Your objective: Below are some records. Say in a single number how many of their lines include the word "name".

Records for this task:
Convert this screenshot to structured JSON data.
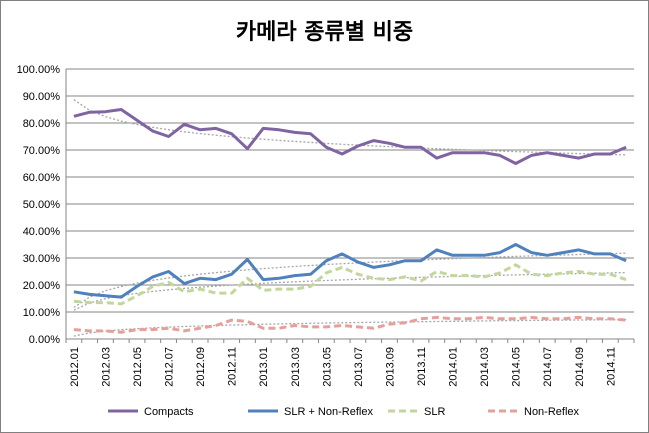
{
  "chart_data": {
    "type": "line",
    "title": "카메라 종류별 비중",
    "xlabel": "",
    "ylabel": "",
    "ylim": [
      0,
      100
    ],
    "y_ticks": [
      "0.00%",
      "10.00%",
      "20.00%",
      "30.00%",
      "40.00%",
      "50.00%",
      "60.00%",
      "70.00%",
      "80.00%",
      "90.00%",
      "100.00%"
    ],
    "x_tick_labels": [
      "2012.01",
      "2012.03",
      "2012.05",
      "2012.07",
      "2012.09",
      "2012.11",
      "2013.01",
      "2013.03",
      "2013.05",
      "2013.07",
      "2013.09",
      "2013.11",
      "2014.01",
      "2014.03",
      "2014.05",
      "2014.07",
      "2014.09",
      "2014.11"
    ],
    "x": [
      "2012.01",
      "2012.02",
      "2012.03",
      "2012.04",
      "2012.05",
      "2012.06",
      "2012.07",
      "2012.08",
      "2012.09",
      "2012.10",
      "2012.11",
      "2012.12",
      "2013.01",
      "2013.02",
      "2013.03",
      "2013.04",
      "2013.05",
      "2013.06",
      "2013.07",
      "2013.08",
      "2013.09",
      "2013.10",
      "2013.11",
      "2013.12",
      "2014.01",
      "2014.02",
      "2014.03",
      "2014.04",
      "2014.05",
      "2014.06",
      "2014.07",
      "2014.08",
      "2014.09",
      "2014.10",
      "2014.11",
      "2014.12"
    ],
    "grid": "horizontal",
    "legend": "bottom",
    "trendlines": true,
    "series": [
      {
        "name": "Compacts",
        "color": "#8064a2",
        "style": "solid",
        "values": [
          82.5,
          84.0,
          84.2,
          85.0,
          81.0,
          77.0,
          75.0,
          79.5,
          77.5,
          78.0,
          76.0,
          70.5,
          78.0,
          77.5,
          76.5,
          76.0,
          71.0,
          68.5,
          71.5,
          73.5,
          72.5,
          71.0,
          71.0,
          67.0,
          69.0,
          69.0,
          69.0,
          68.0,
          65.0,
          68.0,
          69.0,
          68.0,
          67.0,
          68.5,
          68.5,
          71.0
        ]
      },
      {
        "name": "SLR + Non-Reflex",
        "color": "#4f81bd",
        "style": "solid",
        "values": [
          17.5,
          16.5,
          16.0,
          15.5,
          19.5,
          23.0,
          25.0,
          20.5,
          22.5,
          22.0,
          24.0,
          29.5,
          22.0,
          22.5,
          23.5,
          24.0,
          29.0,
          31.5,
          28.5,
          26.5,
          27.5,
          29.0,
          29.0,
          33.0,
          31.0,
          31.0,
          31.0,
          32.0,
          35.0,
          32.0,
          31.0,
          32.0,
          33.0,
          31.5,
          31.5,
          29.0
        ]
      },
      {
        "name": "SLR",
        "color": "#c3d69b",
        "style": "dashed",
        "values": [
          14.0,
          13.5,
          13.5,
          13.0,
          16.0,
          19.5,
          21.0,
          17.5,
          18.5,
          17.0,
          17.0,
          22.5,
          18.0,
          18.5,
          18.5,
          19.5,
          24.5,
          26.5,
          24.0,
          22.5,
          22.0,
          23.0,
          21.5,
          25.0,
          23.5,
          23.5,
          23.0,
          24.5,
          27.5,
          24.0,
          23.5,
          24.5,
          25.0,
          24.0,
          24.0,
          22.0
        ]
      },
      {
        "name": "Non-Reflex",
        "color": "#e6a09c",
        "style": "dashed",
        "values": [
          3.5,
          3.0,
          3.0,
          2.5,
          3.5,
          3.5,
          4.0,
          3.0,
          4.0,
          5.0,
          7.0,
          6.5,
          4.0,
          4.0,
          5.0,
          4.5,
          4.5,
          5.0,
          4.5,
          4.0,
          5.5,
          6.0,
          7.5,
          8.0,
          7.5,
          7.5,
          8.0,
          7.5,
          7.5,
          8.0,
          7.5,
          7.5,
          8.0,
          7.5,
          7.5,
          7.0
        ]
      }
    ]
  }
}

Result of the exercise: 4